◆ **The task**: Word for word, transcribe the lines below and drop the pictures.

◆ **Recorded information**:
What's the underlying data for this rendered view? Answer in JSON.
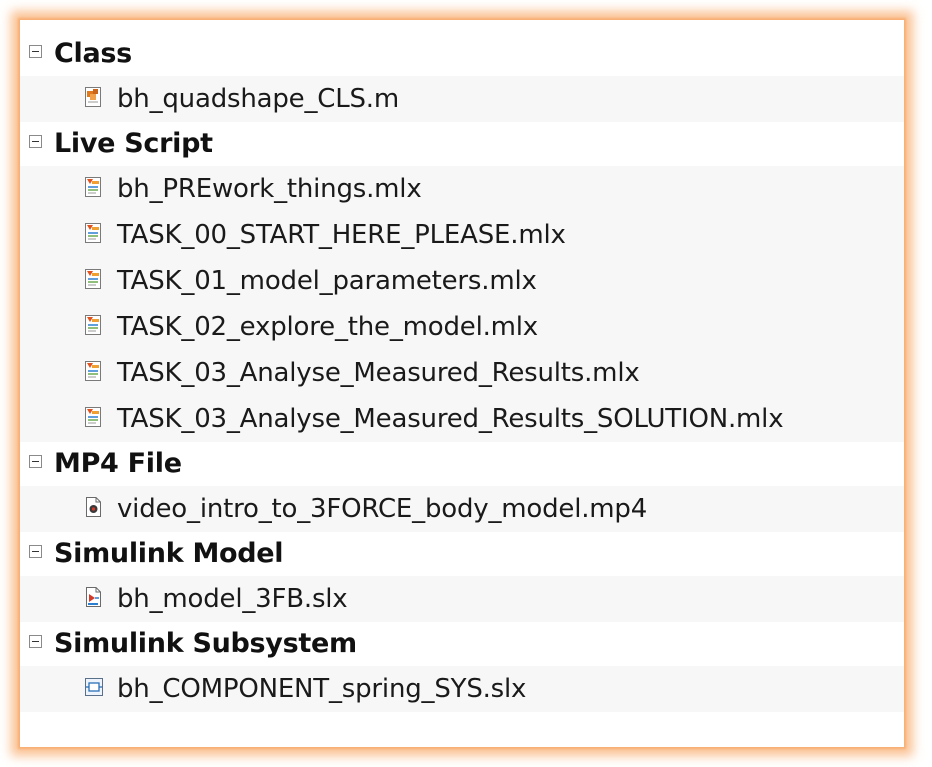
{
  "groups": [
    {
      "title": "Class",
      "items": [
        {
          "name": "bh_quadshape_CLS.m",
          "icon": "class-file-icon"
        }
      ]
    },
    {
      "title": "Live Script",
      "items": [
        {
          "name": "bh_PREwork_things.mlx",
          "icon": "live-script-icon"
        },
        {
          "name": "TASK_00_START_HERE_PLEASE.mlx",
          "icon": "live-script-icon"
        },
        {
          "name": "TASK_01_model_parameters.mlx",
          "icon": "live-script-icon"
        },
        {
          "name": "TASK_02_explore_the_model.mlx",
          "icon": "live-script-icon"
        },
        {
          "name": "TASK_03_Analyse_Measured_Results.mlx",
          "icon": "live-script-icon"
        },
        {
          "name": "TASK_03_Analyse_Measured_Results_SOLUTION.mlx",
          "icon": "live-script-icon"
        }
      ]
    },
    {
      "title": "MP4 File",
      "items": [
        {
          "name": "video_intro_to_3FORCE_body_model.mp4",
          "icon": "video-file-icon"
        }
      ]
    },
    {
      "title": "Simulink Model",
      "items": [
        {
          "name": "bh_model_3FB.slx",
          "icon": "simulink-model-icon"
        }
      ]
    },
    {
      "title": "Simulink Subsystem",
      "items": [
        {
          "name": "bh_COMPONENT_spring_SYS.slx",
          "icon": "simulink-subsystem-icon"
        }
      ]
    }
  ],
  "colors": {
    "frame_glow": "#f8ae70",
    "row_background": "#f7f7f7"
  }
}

◆ **Result of this task**:
What's the underlying data for this rendered view? Answer in JSON.
{
  "groups": [
    {
      "title": "Class",
      "items": [
        {
          "name": "bh_quadshape_CLS.m",
          "icon": "class-file-icon"
        }
      ]
    },
    {
      "title": "Live Script",
      "items": [
        {
          "name": "bh_PREwork_things.mlx",
          "icon": "live-script-icon"
        },
        {
          "name": "TASK_00_START_HERE_PLEASE.mlx",
          "icon": "live-script-icon"
        },
        {
          "name": "TASK_01_model_parameters.mlx",
          "icon": "live-script-icon"
        },
        {
          "name": "TASK_02_explore_the_model.mlx",
          "icon": "live-script-icon"
        },
        {
          "name": "TASK_03_Analyse_Measured_Results.mlx",
          "icon": "live-script-icon"
        },
        {
          "name": "TASK_03_Analyse_Measured_Results_SOLUTION.mlx",
          "icon": "live-script-icon"
        }
      ]
    },
    {
      "title": "MP4 File",
      "items": [
        {
          "name": "video_intro_to_3FORCE_body_model.mp4",
          "icon": "video-file-icon"
        }
      ]
    },
    {
      "title": "Simulink Model",
      "items": [
        {
          "name": "bh_model_3FB.slx",
          "icon": "simulink-model-icon"
        }
      ]
    },
    {
      "title": "Simulink Subsystem",
      "items": [
        {
          "name": "bh_COMPONENT_spring_SYS.slx",
          "icon": "simulink-subsystem-icon"
        }
      ]
    }
  ],
  "colors": {
    "frame_glow": "#f8ae70",
    "row_background": "#f7f7f7"
  }
}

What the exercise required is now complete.